┌─ Listed records

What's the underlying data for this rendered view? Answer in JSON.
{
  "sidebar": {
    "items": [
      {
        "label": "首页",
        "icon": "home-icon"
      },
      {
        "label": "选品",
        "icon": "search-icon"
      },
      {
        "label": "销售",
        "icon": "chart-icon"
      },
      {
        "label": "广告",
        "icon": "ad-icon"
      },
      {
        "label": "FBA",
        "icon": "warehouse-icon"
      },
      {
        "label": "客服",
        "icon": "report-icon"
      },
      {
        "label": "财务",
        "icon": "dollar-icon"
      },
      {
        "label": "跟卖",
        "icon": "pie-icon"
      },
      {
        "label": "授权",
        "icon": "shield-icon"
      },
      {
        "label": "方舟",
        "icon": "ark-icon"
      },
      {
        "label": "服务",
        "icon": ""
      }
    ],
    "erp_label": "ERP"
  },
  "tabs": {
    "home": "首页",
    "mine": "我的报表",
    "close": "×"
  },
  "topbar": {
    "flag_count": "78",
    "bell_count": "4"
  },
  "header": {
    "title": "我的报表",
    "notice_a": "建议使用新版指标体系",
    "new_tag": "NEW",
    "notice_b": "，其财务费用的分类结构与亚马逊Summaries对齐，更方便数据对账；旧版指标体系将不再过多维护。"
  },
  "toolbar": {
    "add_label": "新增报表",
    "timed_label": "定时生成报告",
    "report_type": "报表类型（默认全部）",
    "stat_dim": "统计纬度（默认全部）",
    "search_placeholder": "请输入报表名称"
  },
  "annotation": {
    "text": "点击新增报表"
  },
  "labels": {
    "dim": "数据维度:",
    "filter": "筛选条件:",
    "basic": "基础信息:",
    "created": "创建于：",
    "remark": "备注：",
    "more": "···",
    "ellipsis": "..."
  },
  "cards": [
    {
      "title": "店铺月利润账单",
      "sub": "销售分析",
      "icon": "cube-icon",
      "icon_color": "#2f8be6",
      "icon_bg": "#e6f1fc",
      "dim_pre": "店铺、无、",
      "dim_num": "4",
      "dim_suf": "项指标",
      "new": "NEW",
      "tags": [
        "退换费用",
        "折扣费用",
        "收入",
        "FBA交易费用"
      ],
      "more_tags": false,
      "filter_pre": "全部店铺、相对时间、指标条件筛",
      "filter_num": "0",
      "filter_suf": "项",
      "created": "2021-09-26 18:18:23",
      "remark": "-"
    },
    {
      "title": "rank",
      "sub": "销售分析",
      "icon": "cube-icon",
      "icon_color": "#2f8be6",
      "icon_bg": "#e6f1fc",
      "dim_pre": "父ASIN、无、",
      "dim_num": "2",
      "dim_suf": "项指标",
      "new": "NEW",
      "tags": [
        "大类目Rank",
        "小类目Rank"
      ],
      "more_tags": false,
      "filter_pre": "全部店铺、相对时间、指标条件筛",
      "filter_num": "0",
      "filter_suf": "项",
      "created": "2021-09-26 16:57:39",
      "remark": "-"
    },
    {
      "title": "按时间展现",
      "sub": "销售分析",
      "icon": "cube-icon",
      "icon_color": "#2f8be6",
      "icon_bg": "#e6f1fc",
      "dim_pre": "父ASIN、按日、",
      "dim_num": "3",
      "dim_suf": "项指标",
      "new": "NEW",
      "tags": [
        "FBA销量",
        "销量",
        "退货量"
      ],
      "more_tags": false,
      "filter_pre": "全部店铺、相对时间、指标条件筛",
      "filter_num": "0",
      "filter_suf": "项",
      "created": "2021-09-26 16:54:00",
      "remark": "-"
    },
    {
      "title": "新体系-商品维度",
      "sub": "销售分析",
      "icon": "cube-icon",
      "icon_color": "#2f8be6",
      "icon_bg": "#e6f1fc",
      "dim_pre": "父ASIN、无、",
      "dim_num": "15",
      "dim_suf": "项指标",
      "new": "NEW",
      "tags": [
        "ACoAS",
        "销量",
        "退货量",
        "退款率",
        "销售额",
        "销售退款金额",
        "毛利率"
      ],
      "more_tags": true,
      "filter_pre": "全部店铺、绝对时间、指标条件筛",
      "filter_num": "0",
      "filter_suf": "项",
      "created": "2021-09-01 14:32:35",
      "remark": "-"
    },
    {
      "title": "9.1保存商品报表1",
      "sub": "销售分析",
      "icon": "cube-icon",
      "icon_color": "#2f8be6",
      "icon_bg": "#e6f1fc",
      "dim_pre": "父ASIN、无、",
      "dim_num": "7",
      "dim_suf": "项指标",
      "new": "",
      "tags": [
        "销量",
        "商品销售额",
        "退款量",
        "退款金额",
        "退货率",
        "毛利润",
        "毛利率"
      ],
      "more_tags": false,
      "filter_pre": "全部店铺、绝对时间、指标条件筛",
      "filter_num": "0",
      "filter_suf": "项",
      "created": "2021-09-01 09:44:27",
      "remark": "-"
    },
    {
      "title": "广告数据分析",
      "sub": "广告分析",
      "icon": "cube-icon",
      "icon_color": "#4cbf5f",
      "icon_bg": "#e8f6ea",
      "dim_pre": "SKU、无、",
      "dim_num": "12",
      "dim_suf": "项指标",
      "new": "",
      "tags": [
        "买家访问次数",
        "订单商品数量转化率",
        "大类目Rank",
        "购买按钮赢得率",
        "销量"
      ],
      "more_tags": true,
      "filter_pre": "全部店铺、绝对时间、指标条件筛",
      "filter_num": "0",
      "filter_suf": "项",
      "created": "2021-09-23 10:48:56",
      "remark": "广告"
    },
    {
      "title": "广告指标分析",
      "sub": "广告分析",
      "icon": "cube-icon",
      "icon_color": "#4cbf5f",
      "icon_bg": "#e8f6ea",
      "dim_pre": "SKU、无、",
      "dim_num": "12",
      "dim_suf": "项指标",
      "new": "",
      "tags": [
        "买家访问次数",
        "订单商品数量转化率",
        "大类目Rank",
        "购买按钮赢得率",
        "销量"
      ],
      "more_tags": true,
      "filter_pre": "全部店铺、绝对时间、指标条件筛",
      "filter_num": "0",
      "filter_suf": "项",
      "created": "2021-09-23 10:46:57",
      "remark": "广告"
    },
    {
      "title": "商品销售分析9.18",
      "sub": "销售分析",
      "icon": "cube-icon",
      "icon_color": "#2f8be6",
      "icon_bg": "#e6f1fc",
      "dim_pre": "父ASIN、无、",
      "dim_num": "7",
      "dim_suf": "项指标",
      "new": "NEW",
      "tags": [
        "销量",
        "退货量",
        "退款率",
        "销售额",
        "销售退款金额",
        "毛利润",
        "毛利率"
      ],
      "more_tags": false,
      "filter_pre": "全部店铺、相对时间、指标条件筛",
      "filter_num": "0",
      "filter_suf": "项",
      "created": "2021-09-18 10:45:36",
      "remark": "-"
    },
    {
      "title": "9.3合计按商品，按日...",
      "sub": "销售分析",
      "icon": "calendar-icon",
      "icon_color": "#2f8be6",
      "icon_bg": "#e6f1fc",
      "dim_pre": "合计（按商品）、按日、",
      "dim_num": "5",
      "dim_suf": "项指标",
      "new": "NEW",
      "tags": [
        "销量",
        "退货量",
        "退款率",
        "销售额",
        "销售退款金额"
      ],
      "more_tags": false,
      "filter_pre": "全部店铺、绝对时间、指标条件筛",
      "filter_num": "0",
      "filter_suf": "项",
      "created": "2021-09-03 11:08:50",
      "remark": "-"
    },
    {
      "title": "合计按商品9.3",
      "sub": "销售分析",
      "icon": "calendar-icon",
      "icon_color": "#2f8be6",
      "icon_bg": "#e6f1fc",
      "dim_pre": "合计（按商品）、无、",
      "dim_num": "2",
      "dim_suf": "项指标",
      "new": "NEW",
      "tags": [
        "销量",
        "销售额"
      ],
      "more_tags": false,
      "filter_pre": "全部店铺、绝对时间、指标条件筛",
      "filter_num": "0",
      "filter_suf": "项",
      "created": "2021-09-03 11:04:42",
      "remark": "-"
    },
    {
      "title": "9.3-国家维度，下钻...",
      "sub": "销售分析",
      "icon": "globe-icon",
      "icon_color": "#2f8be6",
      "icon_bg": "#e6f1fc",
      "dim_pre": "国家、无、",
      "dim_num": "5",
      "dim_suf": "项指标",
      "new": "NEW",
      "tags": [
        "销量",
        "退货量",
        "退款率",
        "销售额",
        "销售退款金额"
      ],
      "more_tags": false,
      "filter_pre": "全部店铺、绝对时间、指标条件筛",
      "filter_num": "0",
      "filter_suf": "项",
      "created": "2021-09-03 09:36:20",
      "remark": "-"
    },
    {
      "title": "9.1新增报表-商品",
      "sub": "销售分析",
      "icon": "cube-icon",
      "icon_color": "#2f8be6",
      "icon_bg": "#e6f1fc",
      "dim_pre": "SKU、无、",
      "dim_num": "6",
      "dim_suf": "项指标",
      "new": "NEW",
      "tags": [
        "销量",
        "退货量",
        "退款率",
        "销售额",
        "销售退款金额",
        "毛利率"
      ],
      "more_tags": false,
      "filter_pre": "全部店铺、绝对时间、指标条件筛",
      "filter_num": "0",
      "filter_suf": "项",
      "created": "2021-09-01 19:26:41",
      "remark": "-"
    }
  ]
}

└─
┌─ Listed records

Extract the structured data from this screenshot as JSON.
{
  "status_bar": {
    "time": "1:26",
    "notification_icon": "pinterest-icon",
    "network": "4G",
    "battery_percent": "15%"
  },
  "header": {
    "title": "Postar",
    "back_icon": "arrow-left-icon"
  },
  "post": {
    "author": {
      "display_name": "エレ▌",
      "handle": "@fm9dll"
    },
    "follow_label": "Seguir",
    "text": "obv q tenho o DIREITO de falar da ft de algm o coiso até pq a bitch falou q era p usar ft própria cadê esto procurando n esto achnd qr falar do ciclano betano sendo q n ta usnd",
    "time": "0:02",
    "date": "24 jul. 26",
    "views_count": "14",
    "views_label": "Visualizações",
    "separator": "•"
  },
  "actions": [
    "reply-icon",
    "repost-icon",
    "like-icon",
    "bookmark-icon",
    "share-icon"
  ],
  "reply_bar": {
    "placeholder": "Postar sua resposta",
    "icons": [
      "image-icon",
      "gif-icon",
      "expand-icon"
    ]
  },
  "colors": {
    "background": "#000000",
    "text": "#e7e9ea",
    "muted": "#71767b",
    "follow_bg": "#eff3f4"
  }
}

└─

What you will do:
Locate the string "text" in the listing above and copy every line where it occurs.

Result of this exercise:
    "text": "点击新增报表"
    "text": "obv q tenho o DIREITO de falar da ft de algm o coiso até pq a bitch falou q era p usar ft própria cadê esto procurando n esto achnd qr falar do ciclano betano sendo q n ta usnd",
    "text": "#e7e9ea",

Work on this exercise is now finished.